» **WRITTEN PROBLEM**
Give every line below again, exactly.

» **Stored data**
>> start
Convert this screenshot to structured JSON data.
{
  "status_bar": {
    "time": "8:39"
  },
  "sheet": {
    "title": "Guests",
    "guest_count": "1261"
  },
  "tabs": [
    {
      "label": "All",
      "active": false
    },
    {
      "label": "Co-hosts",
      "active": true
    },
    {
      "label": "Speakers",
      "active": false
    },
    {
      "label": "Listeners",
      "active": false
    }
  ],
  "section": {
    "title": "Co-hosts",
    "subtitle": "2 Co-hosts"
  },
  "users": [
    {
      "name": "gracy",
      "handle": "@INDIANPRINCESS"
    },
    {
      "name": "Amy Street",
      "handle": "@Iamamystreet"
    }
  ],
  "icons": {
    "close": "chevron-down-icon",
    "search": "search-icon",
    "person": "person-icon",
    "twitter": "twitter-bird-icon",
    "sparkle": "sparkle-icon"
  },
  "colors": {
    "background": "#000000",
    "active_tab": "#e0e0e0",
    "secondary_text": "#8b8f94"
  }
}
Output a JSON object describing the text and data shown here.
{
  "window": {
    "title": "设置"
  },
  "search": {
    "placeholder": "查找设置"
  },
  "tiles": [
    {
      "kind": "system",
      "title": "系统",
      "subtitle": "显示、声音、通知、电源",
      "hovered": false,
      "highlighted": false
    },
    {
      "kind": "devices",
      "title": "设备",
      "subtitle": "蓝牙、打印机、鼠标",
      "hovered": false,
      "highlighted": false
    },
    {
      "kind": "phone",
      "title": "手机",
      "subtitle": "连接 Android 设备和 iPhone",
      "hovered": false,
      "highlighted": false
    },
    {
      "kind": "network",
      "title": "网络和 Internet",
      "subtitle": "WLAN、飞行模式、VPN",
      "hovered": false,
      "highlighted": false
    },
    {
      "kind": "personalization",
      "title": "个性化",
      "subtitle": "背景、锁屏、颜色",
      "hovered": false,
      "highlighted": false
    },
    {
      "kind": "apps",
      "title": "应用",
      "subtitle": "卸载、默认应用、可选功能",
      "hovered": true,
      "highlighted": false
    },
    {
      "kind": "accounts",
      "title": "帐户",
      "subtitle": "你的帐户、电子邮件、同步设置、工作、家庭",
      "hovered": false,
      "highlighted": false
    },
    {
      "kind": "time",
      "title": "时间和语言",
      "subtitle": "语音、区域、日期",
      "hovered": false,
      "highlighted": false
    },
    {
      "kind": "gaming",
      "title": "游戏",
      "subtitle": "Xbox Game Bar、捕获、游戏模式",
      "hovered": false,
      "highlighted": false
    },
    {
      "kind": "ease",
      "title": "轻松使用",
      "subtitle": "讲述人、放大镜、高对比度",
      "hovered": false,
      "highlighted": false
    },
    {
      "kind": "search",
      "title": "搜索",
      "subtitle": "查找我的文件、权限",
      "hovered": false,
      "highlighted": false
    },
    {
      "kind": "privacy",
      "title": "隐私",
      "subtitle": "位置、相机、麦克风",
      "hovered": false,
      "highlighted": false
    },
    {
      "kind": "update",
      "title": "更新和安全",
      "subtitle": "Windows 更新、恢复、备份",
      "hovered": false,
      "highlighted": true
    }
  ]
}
>> end
» **SOLUTION FOR THIS TASK**
Convert this screenshot to structured JSON data.
{
  "status_bar": {
    "time": "8:39"
  },
  "sheet": {
    "title": "Guests",
    "guest_count": "1261"
  },
  "tabs": [
    {
      "label": "All",
      "active": false
    },
    {
      "label": "Co-hosts",
      "active": true
    },
    {
      "label": "Speakers",
      "active": false
    },
    {
      "label": "Listeners",
      "active": false
    }
  ],
  "section": {
    "title": "Co-hosts",
    "subtitle": "2 Co-hosts"
  },
  "users": [
    {
      "name": "gracy",
      "handle": "@INDIANPRINCESS"
    },
    {
      "name": "Amy Street",
      "handle": "@Iamamystreet"
    }
  ],
  "icons": {
    "close": "chevron-down-icon",
    "search": "search-icon",
    "person": "person-icon",
    "twitter": "twitter-bird-icon",
    "sparkle": "sparkle-icon"
  },
  "colors": {
    "background": "#000000",
    "active_tab": "#e0e0e0",
    "secondary_text": "#8b8f94"
  }
}
Output a JSON object describing the text and data shown here.
{
  "window": {
    "title": "设置"
  },
  "search": {
    "placeholder": "查找设置"
  },
  "tiles": [
    {
      "kind": "system",
      "title": "系统",
      "subtitle": "显示、声音、通知、电源",
      "hovered": false,
      "highlighted": false
    },
    {
      "kind": "devices",
      "title": "设备",
      "subtitle": "蓝牙、打印机、鼠标",
      "hovered": false,
      "highlighted": false
    },
    {
      "kind": "phone",
      "title": "手机",
      "subtitle": "连接 Android 设备和 iPhone",
      "hovered": false,
      "highlighted": false
    },
    {
      "kind": "network",
      "title": "网络和 Internet",
      "subtitle": "WLAN、飞行模式、VPN",
      "hovered": false,
      "highlighted": false
    },
    {
      "kind": "personalization",
      "title": "个性化",
      "subtitle": "背景、锁屏、颜色",
      "hovered": false,
      "highlighted": false
    },
    {
      "kind": "apps",
      "title": "应用",
      "subtitle": "卸载、默认应用、可选功能",
      "hovered": true,
      "highlighted": false
    },
    {
      "kind": "accounts",
      "title": "帐户",
      "subtitle": "你的帐户、电子邮件、同步设置、工作、家庭",
      "hovered": false,
      "highlighted": false
    },
    {
      "kind": "time",
      "title": "时间和语言",
      "subtitle": "语音、区域、日期",
      "hovered": false,
      "highlighted": false
    },
    {
      "kind": "gaming",
      "title": "游戏",
      "subtitle": "Xbox Game Bar、捕获、游戏模式",
      "hovered": false,
      "highlighted": false
    },
    {
      "kind": "ease",
      "title": "轻松使用",
      "subtitle": "讲述人、放大镜、高对比度",
      "hovered": false,
      "highlighted": false
    },
    {
      "kind": "search",
      "title": "搜索",
      "subtitle": "查找我的文件、权限",
      "hovered": false,
      "highlighted": false
    },
    {
      "kind": "privacy",
      "title": "隐私",
      "subtitle": "位置、相机、麦克风",
      "hovered": false,
      "highlighted": false
    },
    {
      "kind": "update",
      "title": "更新和安全",
      "subtitle": "Windows 更新、恢复、备份",
      "hovered": false,
      "highlighted": true
    }
  ]
}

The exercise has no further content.